A block of data —
──────────

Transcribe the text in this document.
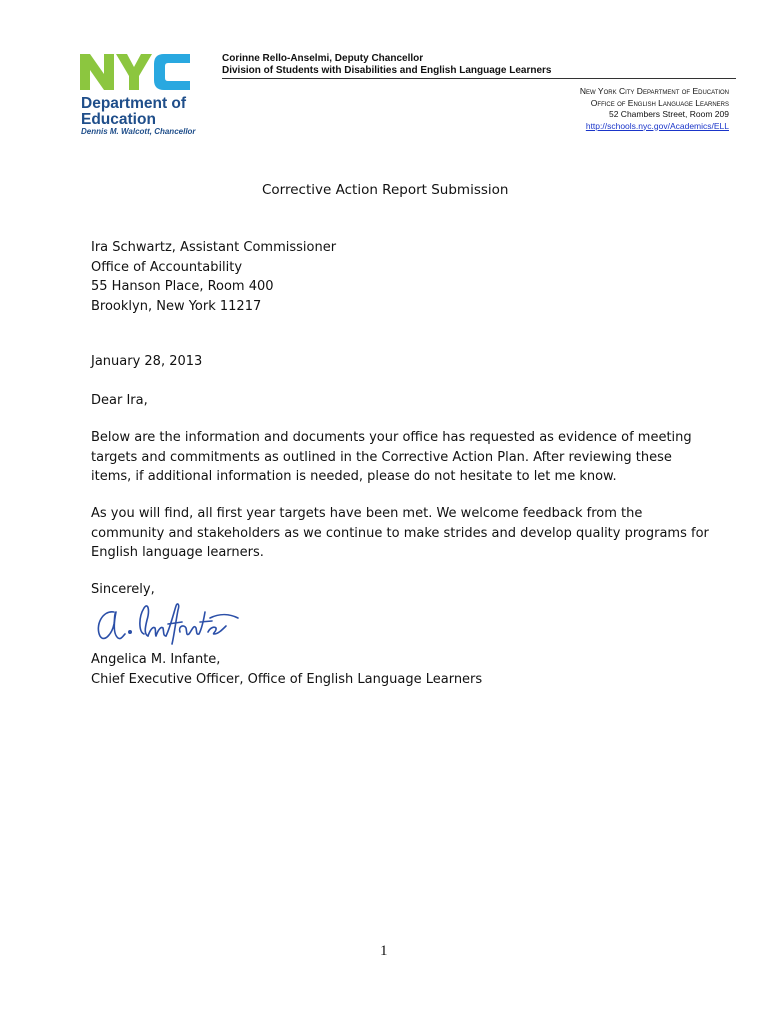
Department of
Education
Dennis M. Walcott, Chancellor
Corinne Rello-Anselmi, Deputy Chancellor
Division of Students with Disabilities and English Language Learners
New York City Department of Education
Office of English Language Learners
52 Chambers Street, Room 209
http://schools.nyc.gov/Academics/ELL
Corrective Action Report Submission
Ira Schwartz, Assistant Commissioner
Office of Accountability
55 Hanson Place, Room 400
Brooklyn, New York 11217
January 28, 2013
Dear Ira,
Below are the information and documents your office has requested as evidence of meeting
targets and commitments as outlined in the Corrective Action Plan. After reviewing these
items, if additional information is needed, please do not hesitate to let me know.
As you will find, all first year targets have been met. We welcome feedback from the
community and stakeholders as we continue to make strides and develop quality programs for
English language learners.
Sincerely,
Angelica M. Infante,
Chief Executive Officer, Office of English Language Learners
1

──────────

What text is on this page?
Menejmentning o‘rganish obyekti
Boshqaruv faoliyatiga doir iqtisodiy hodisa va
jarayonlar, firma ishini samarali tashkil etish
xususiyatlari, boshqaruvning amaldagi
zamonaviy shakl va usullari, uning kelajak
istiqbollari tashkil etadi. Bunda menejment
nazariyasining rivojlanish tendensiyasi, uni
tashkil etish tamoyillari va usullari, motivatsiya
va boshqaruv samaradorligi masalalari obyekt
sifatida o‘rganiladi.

──────────

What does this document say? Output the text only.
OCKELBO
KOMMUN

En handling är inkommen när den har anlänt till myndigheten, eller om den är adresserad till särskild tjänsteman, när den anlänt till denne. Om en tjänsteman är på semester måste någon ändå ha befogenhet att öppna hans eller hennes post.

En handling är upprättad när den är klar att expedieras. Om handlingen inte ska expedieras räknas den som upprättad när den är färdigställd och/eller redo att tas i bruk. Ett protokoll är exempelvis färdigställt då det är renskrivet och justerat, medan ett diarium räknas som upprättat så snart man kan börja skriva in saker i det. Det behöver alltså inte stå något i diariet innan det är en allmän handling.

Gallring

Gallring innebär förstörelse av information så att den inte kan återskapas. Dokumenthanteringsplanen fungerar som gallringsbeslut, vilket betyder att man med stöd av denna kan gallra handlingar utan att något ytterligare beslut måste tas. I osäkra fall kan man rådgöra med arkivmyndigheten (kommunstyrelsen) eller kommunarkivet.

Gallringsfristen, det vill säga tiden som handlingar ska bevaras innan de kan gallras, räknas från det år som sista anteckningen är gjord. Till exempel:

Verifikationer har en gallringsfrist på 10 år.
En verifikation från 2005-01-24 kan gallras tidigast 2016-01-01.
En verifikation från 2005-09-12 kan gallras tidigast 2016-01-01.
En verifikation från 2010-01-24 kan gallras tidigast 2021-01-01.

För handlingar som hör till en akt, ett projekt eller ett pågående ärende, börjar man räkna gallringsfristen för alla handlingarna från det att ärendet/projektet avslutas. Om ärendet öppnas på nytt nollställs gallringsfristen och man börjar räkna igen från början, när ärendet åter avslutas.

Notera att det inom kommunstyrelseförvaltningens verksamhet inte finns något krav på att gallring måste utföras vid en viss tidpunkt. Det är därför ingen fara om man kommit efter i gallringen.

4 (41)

──────────

Objective — Each line with the string "text" in it needs to be found and copied.

The answer —
Transcribe the text in this document.
What text is on this page?
What does this document say? Output the text only.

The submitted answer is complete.